### Data items

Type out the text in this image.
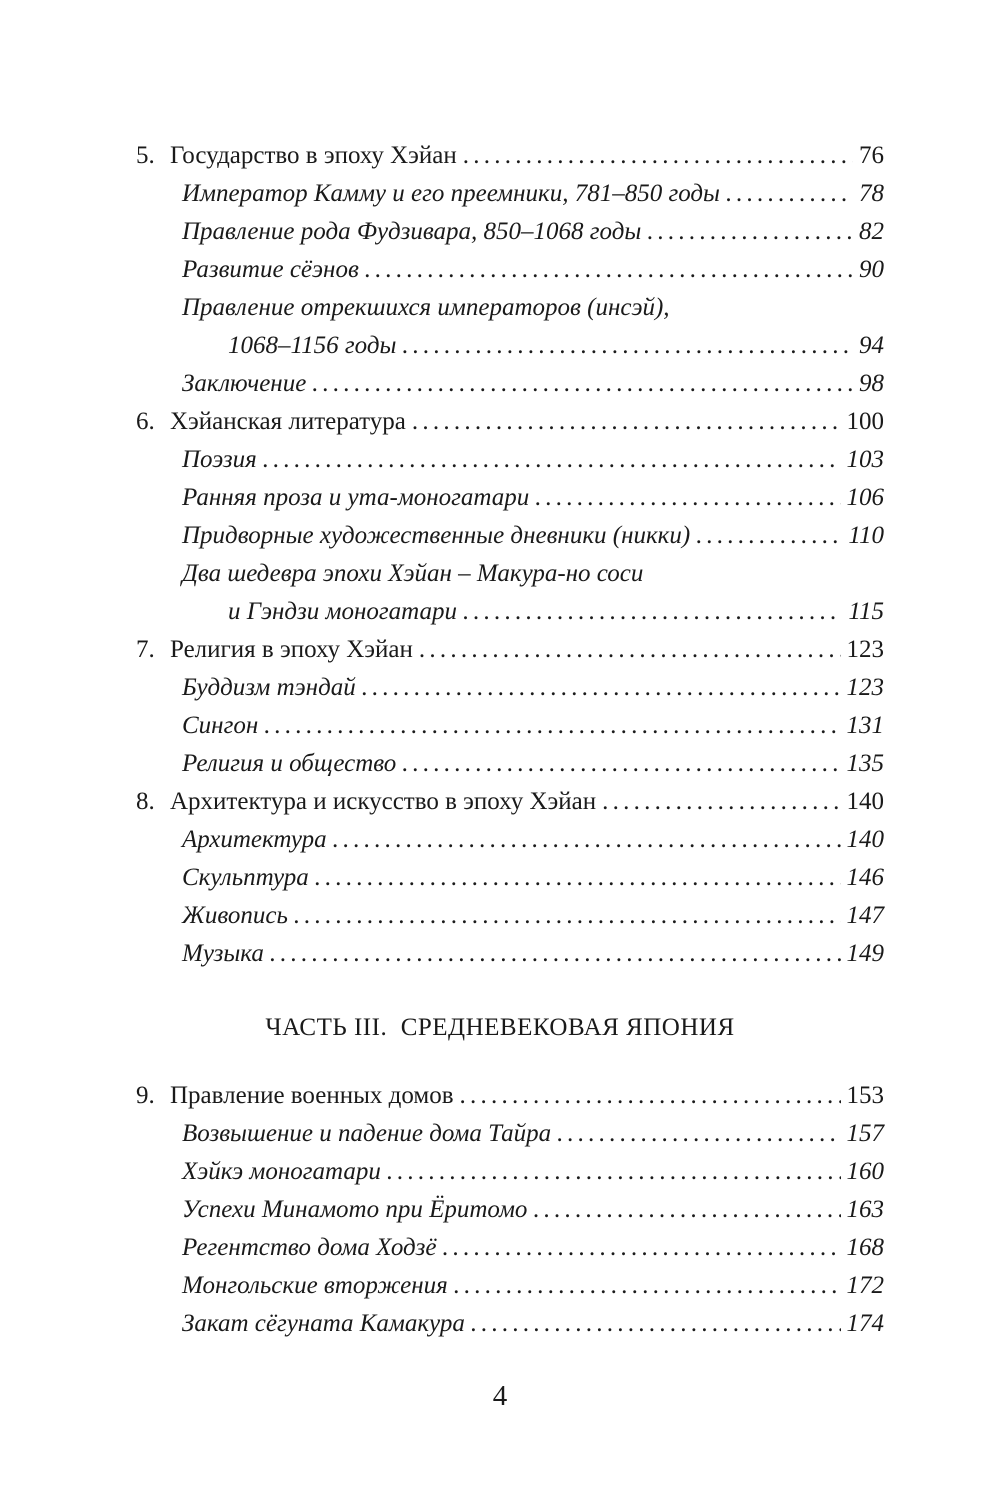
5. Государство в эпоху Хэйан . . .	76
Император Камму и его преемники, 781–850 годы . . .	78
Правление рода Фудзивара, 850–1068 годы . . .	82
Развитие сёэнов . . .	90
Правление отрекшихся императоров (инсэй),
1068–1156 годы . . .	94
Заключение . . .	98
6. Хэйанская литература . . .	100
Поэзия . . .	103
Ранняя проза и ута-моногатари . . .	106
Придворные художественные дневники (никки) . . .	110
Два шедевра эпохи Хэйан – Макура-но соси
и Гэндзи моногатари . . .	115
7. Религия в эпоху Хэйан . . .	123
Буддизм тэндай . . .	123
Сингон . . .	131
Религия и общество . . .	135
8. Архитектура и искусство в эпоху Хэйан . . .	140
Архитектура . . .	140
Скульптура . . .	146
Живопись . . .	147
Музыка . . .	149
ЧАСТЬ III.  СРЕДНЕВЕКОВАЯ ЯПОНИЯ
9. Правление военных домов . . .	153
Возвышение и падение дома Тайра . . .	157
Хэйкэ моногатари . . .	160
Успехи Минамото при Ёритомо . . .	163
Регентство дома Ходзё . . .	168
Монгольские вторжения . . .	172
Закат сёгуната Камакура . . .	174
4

### Written exercise
Write out each entry exactly as given, but skip the pictures.

### Solved exercise
Type out the text in this image.
5. Государство в эпоху Хэйан . . .	76
Император Камму и его преемники, 781–850 годы . . .	78
Правление рода Фудзивара, 850–1068 годы . . .	82
Развитие сёэнов . . .	90
Правление отрекшихся императоров (инсэй),
1068–1156 годы . . .	94
Заключение . . .	98
6. Хэйанская литература . . .	100
Поэзия . . .	103
Ранняя проза и ута-моногатари . . .	106
Придворные художественные дневники (никки) . . .	110
Два шедевра эпохи Хэйан – Макура-но соси
и Гэндзи моногатари . . .	115
7. Религия в эпоху Хэйан . . .	123
Буддизм тэндай . . .	123
Сингон . . .	131
Религия и общество . . .	135
8. Архитектура и искусство в эпоху Хэйан . . .	140
Архитектура . . .	140
Скульптура . . .	146
Живопись . . .	147
Музыка . . .	149
ЧАСТЬ III.  СРЕДНЕВЕКОВАЯ ЯПОНИЯ
9. Правление военных домов . . .	153
Возвышение и падение дома Тайра . . .	157
Хэйкэ моногатари . . .	160
Успехи Минамото при Ёритомо . . .	163
Регентство дома Ходзё . . .	168
Монгольские вторжения . . .	172
Закат сёгуната Камакура . . .	174
4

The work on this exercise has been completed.